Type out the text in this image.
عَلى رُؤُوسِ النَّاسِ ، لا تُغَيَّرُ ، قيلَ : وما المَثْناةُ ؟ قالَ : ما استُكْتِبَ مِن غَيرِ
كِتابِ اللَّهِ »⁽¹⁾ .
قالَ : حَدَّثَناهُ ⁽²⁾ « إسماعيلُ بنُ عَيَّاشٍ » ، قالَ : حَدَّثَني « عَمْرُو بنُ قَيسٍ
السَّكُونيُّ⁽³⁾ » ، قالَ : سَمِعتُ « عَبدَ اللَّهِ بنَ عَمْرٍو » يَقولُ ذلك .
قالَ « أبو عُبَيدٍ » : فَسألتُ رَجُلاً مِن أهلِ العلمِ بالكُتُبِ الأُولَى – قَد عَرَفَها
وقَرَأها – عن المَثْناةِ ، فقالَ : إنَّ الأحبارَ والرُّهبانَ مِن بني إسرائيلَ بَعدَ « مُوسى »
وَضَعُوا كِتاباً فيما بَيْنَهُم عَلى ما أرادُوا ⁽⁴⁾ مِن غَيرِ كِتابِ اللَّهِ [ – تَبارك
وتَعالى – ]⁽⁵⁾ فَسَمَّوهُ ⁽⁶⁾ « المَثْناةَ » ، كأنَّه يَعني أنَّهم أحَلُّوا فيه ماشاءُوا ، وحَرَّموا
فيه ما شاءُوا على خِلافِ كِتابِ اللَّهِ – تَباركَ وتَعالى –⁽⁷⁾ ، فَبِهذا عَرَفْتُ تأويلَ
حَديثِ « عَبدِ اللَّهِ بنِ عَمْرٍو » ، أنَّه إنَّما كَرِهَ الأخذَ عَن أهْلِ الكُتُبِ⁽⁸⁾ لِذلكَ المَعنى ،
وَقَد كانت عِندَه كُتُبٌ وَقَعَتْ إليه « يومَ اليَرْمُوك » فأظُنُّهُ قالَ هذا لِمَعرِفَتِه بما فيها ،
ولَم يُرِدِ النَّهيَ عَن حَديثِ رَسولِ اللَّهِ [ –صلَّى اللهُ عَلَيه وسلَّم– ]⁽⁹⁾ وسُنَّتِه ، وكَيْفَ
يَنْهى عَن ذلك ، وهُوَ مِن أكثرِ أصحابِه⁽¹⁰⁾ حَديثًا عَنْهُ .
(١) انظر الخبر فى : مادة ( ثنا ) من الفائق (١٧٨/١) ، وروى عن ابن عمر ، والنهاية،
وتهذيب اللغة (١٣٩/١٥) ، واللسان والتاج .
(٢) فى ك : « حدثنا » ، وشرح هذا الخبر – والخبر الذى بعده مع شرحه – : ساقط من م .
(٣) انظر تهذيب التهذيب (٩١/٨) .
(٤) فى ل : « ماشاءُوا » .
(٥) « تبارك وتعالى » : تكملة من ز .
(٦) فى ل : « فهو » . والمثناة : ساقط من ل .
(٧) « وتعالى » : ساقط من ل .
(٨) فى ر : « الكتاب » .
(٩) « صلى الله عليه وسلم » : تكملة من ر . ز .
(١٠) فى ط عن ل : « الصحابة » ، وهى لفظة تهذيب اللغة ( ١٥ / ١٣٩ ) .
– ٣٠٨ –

________________

The data above must be returned in full, exactly as written.

Type out the text in this image.
عَلى رُؤُوسِ النَّاسِ ، لا تُغَيَّرُ ، قيلَ : وما المَثْناةُ ؟ قالَ : ما استُكْتِبَ مِن غَيرِ
كِتابِ اللَّهِ »⁽¹⁾ .
قالَ : حَدَّثَناهُ ⁽²⁾ « إسماعيلُ بنُ عَيَّاشٍ » ، قالَ : حَدَّثَني « عَمْرُو بنُ قَيسٍ
السَّكُونيُّ⁽³⁾ » ، قالَ : سَمِعتُ « عَبدَ اللَّهِ بنَ عَمْرٍو » يَقولُ ذلك .
قالَ « أبو عُبَيدٍ » : فَسألتُ رَجُلاً مِن أهلِ العلمِ بالكُتُبِ الأُولَى – قَد عَرَفَها
وقَرَأها – عن المَثْناةِ ، فقالَ : إنَّ الأحبارَ والرُّهبانَ مِن بني إسرائيلَ بَعدَ « مُوسى »
وَضَعُوا كِتاباً فيما بَيْنَهُم عَلى ما أرادُوا ⁽⁴⁾ مِن غَيرِ كِتابِ اللَّهِ [ – تَبارك
وتَعالى – ]⁽⁵⁾ فَسَمَّوهُ ⁽⁶⁾ « المَثْناةَ » ، كأنَّه يَعني أنَّهم أحَلُّوا فيه ماشاءُوا ، وحَرَّموا
فيه ما شاءُوا على خِلافِ كِتابِ اللَّهِ – تَباركَ وتَعالى –⁽⁷⁾ ، فَبِهذا عَرَفْتُ تأويلَ
حَديثِ « عَبدِ اللَّهِ بنِ عَمْرٍو » ، أنَّه إنَّما كَرِهَ الأخذَ عَن أهْلِ الكُتُبِ⁽⁸⁾ لِذلكَ المَعنى ،
وَقَد كانت عِندَه كُتُبٌ وَقَعَتْ إليه « يومَ اليَرْمُوك » فأظُنُّهُ قالَ هذا لِمَعرِفَتِه بما فيها ،
ولَم يُرِدِ النَّهيَ عَن حَديثِ رَسولِ اللَّهِ [ –صلَّى اللهُ عَلَيه وسلَّم– ]⁽⁹⁾ وسُنَّتِه ، وكَيْفَ
يَنْهى عَن ذلك ، وهُوَ مِن أكثرِ أصحابِه⁽¹⁰⁾ حَديثًا عَنْهُ .
(١) انظر الخبر فى : مادة ( ثنا ) من الفائق (١٧٨/١) ، وروى عن ابن عمر ، والنهاية،
وتهذيب اللغة (١٣٩/١٥) ، واللسان والتاج .
(٢) فى ك : « حدثنا » ، وشرح هذا الخبر – والخبر الذى بعده مع شرحه – : ساقط من م .
(٣) انظر تهذيب التهذيب (٩١/٨) .
(٤) فى ل : « ماشاءُوا » .
(٥) « تبارك وتعالى » : تكملة من ز .
(٦) فى ل : « فهو » . والمثناة : ساقط من ل .
(٧) « وتعالى » : ساقط من ل .
(٨) فى ر : « الكتاب » .
(٩) « صلى الله عليه وسلم » : تكملة من ر . ز .
(١٠) فى ط عن ل : « الصحابة » ، وهى لفظة تهذيب اللغة ( ١٥ / ١٣٩ ) .
– ٣٠٨ –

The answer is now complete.